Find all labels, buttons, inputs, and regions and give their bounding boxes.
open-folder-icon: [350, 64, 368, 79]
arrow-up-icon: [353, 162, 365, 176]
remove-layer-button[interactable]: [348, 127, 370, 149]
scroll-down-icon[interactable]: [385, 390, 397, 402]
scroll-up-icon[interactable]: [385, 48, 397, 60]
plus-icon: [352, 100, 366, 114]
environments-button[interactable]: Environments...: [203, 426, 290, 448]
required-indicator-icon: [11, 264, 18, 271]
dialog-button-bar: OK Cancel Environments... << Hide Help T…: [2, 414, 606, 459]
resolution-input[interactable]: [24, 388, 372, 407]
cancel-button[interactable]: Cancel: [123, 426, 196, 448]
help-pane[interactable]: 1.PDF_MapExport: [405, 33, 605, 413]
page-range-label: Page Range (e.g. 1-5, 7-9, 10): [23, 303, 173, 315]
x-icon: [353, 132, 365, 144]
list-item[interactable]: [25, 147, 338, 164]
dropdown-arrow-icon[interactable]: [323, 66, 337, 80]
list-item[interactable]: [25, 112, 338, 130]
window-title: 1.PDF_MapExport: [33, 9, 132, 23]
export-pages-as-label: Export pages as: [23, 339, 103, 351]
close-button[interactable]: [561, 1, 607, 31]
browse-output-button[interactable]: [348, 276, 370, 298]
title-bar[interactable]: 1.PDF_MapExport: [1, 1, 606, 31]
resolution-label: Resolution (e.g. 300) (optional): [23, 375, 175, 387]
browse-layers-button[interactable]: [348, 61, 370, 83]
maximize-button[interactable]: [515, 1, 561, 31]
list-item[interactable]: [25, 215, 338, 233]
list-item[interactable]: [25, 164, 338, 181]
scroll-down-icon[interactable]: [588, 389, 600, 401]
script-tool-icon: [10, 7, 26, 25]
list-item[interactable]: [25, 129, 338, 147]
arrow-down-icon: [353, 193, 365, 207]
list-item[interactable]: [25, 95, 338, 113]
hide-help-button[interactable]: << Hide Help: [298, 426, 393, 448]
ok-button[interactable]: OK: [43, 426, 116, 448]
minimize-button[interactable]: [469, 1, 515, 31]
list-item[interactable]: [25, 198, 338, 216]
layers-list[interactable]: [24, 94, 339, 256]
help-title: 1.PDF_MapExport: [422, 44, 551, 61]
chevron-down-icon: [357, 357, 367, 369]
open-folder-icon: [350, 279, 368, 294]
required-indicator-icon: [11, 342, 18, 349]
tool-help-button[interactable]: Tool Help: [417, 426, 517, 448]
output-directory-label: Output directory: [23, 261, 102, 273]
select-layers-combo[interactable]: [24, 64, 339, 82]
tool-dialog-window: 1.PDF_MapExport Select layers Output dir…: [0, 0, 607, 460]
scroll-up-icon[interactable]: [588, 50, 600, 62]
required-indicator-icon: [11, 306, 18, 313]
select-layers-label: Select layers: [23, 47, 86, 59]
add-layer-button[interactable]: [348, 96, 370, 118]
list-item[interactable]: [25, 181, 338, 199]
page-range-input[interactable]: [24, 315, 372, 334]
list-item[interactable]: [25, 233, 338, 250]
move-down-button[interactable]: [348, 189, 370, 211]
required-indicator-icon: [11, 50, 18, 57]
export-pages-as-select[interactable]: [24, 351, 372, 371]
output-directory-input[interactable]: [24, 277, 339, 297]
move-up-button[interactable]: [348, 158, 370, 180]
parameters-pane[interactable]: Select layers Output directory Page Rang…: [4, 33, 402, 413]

* * * *

_AIM OF THE TASK_
Lay out every line of the records above as a Markdown table with two columns, Row and Text, holding the row number and the line itself, and leave out blank lines.

_EXPECTED OUTPUT_
| Row | Text |
|---|---|
| 1 | Find all labels, buttons, inputs, and regions and give their bounding boxes. |
| 2 | open-folder-icon: [350, 64, 368, 79] |
| 3 | arrow-up-icon: [353, 162, 365, 176] |
| 4 | remove-layer-button[interactable]: [348, 127, 370, 149] |
| 5 | scroll-down-icon[interactable]: [385, 390, 397, 402] |
| 6 | scroll-up-icon[interactable]: [385, 48, 397, 60] |
| 7 | plus-icon: [352, 100, 366, 114] |
| 8 | environments-button[interactable]: Environments...: [203, 426, 290, 448] |
| 9 | required-indicator-icon: [11, 264, 18, 271] |
| 10 | dialog-button-bar: OK Cancel Environments... << Hide Help T…: [2, 414, 606, 459] |
| 11 | resolution-input[interactable]: [24, 388, 372, 407] |
| 12 | cancel-button[interactable]: Cancel: [123, 426, 196, 448] |
| 13 | help-pane[interactable]: 1.PDF_MapExport: [405, 33, 605, 413] |
| 14 | page-range-label: Page Range (e.g. 1-5, 7-9, 10): [23, 303, 173, 315] |
| 15 | x-icon: [353, 132, 365, 144] |
| 16 | list-item[interactable]: [25, 147, 338, 164] |
| 17 | dropdown-arrow-icon[interactable]: [323, 66, 337, 80] |
| 18 | list-item[interactable]: [25, 112, 338, 130] |
| 19 | window-title: 1.PDF_MapExport: [33, 9, 132, 23] |
| 20 | export-pages-as-label: Export pages as: [23, 339, 103, 351] |
| 21 | close-button[interactable]: [561, 1, 607, 31] |
| 22 | browse-output-button[interactable]: [348, 276, 370, 298] |
| 23 | title-bar[interactable]: 1.PDF_MapExport: [1, 1, 606, 31] |
| 24 | resolution-label: Resolution (e.g. 300) (optional): [23, 375, 175, 387] |
| 25 | browse-layers-button[interactable]: [348, 61, 370, 83] |
| 26 | maximize-button[interactable]: [515, 1, 561, 31] |
| 27 | list-item[interactable]: [25, 215, 338, 233] |
| 28 | list-item[interactable]: [25, 164, 338, 181] |
| 29 | scroll-down-icon[interactable]: [588, 389, 600, 401] |
| 30 | script-tool-icon: [10, 7, 26, 25] |
| 31 | list-item[interactable]: [25, 129, 338, 147] |
| 32 | arrow-down-icon: [353, 193, 365, 207] |
| 33 | list-item[interactable]: [25, 95, 338, 113] |
| 34 | hide-help-button[interactable]: << Hide Help: [298, 426, 393, 448] |
| 35 | ok-button[interactable]: OK: [43, 426, 116, 448] |
| 36 | minimize-button[interactable]: [469, 1, 515, 31] |
| 37 | list-item[interactable]: [25, 198, 338, 216] |
| 38 | layers-list[interactable]: [24, 94, 339, 256] |
| 39 | help-title: 1.PDF_MapExport: [422, 44, 551, 61] |
| 40 | chevron-down-icon: [357, 357, 367, 369] |
| 41 | open-folder-icon: [350, 279, 368, 294] |
| 42 | required-indicator-icon: [11, 342, 18, 349] |
| 43 | tool-help-button[interactable]: Tool Help: [417, 426, 517, 448] |
| 44 | output-directory-label: Output directory: [23, 261, 102, 273] |
| 45 | select-layers-combo[interactable]: [24, 64, 339, 82] |
| 46 | tool-dialog-window: 1.PDF_MapExport Select layers Output dir…: [0, 0, 607, 460] |
| 47 | scroll-up-icon[interactable]: [588, 50, 600, 62] |
| 48 | required-indicator-icon: [11, 306, 18, 313] |
| 49 | select-layers-label: Select layers: [23, 47, 86, 59] |
| 50 | add-layer-button[interactable]: [348, 96, 370, 118] |
| 51 | list-item[interactable]: [25, 181, 338, 199] |
| 52 | page-range-input[interactable]: [24, 315, 372, 334] |
| 53 | list-item[interactable]: [25, 233, 338, 250] |
| 54 | move-down-button[interactable]: [348, 189, 370, 211] |
| 55 | required-indicator-icon: [11, 50, 18, 57] |
| 56 | export-pages-as-select[interactable]: [24, 351, 372, 371] |
| 57 | output-directory-input[interactable]: [24, 277, 339, 297] |
| 58 | move-up-button[interactable]: [348, 158, 370, 180] |
| 59 | parameters-pane[interactable]: Select layers Output directory Page Rang…: [4, 33, 402, 413] |